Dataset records

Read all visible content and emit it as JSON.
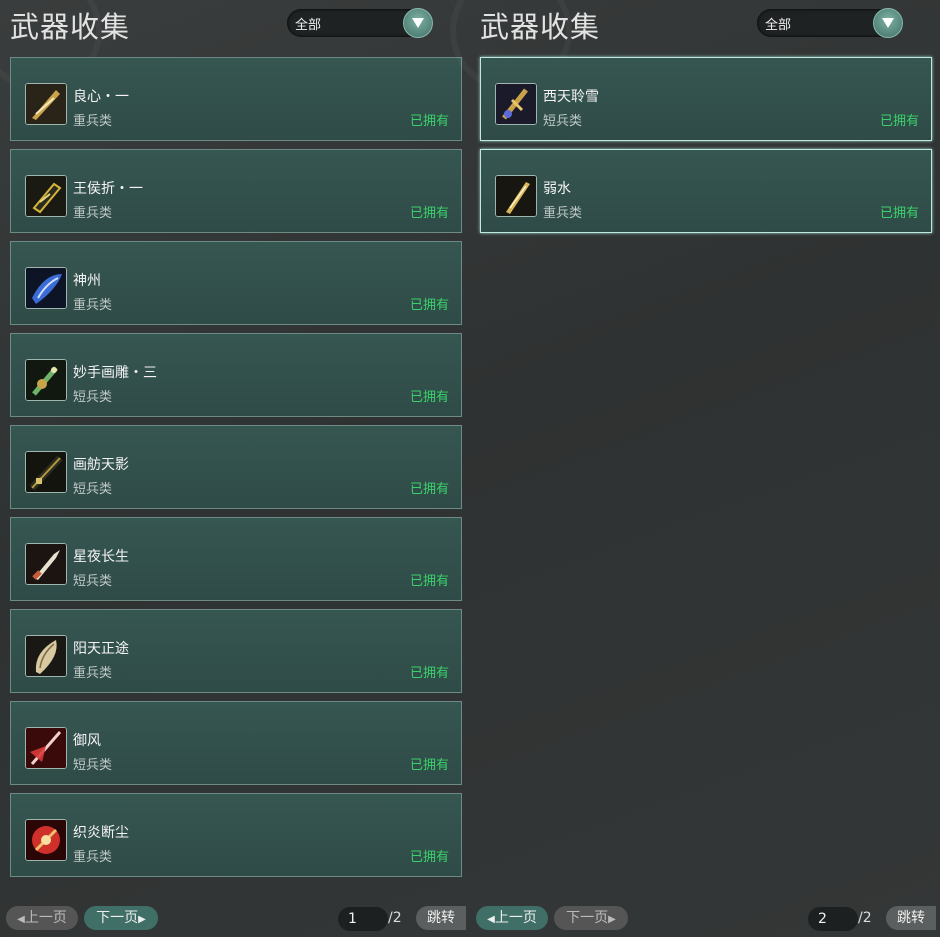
{
  "panels": [
    {
      "title": "武器收集",
      "filter": "全部",
      "items": [
        {
          "name": "良心・一",
          "cat": "重兵类",
          "status": "已拥有",
          "color": "#c9a24a"
        },
        {
          "name": "王侯折・一",
          "cat": "重兵类",
          "status": "已拥有",
          "color": "#d4b43a"
        },
        {
          "name": "神州",
          "cat": "重兵类",
          "status": "已拥有",
          "color": "#3b6bd6"
        },
        {
          "name": "妙手画雕・三",
          "cat": "短兵类",
          "status": "已拥有",
          "color": "#6fb36a"
        },
        {
          "name": "画舫天影",
          "cat": "短兵类",
          "status": "已拥有",
          "color": "#b59a3a"
        },
        {
          "name": "星夜长生",
          "cat": "短兵类",
          "status": "已拥有",
          "color": "#c95a3a"
        },
        {
          "name": "阳天正途",
          "cat": "重兵类",
          "status": "已拥有",
          "color": "#d9c9a0"
        },
        {
          "name": "御风",
          "cat": "短兵类",
          "status": "已拥有",
          "color": "#d83a3a"
        },
        {
          "name": "织炎断尘",
          "cat": "重兵类",
          "status": "已拥有",
          "color": "#d0302a"
        }
      ],
      "prev": "上一页",
      "next": "下一页",
      "page": "1",
      "total": "/2",
      "jump": "跳转"
    },
    {
      "title": "武器收集",
      "filter": "全部",
      "items": [
        {
          "name": "西天聆雪",
          "cat": "短兵类",
          "status": "已拥有",
          "color": "#c9a24a"
        },
        {
          "name": "弱水",
          "cat": "重兵类",
          "status": "已拥有",
          "color": "#d9b55a"
        }
      ],
      "prev": "上一页",
      "next": "下一页",
      "page": "2",
      "total": "/2",
      "jump": "跳转"
    }
  ]
}
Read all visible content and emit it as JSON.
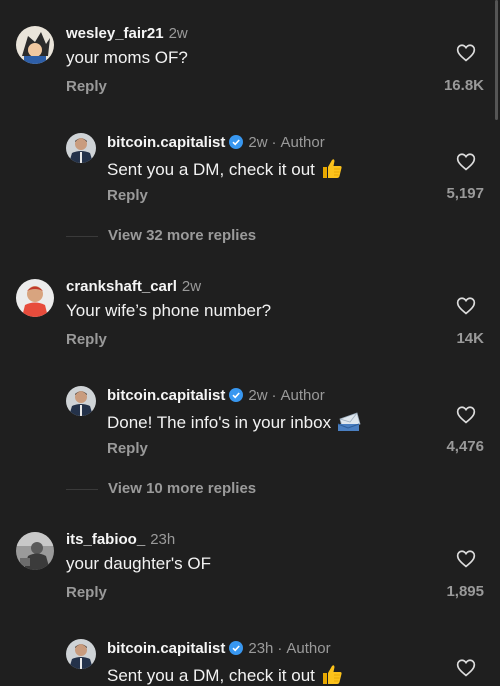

**WHAT IS EXPECTED**
Collect every line with the string "name" from the records, and copy each.

**WRITTEN ANSWER**
          "name": "良心・一",
          "name": "王侯折・一",
          "name": "神州",
          "name": "妙手画雕・三",
          "name": "画舫天影",
          "name": "星夜长生",
          "name": "阳天正途",
          "name": "御风",
          "name": "织炎断尘",
          "name": "西天聆雪",
          "name": "弱水",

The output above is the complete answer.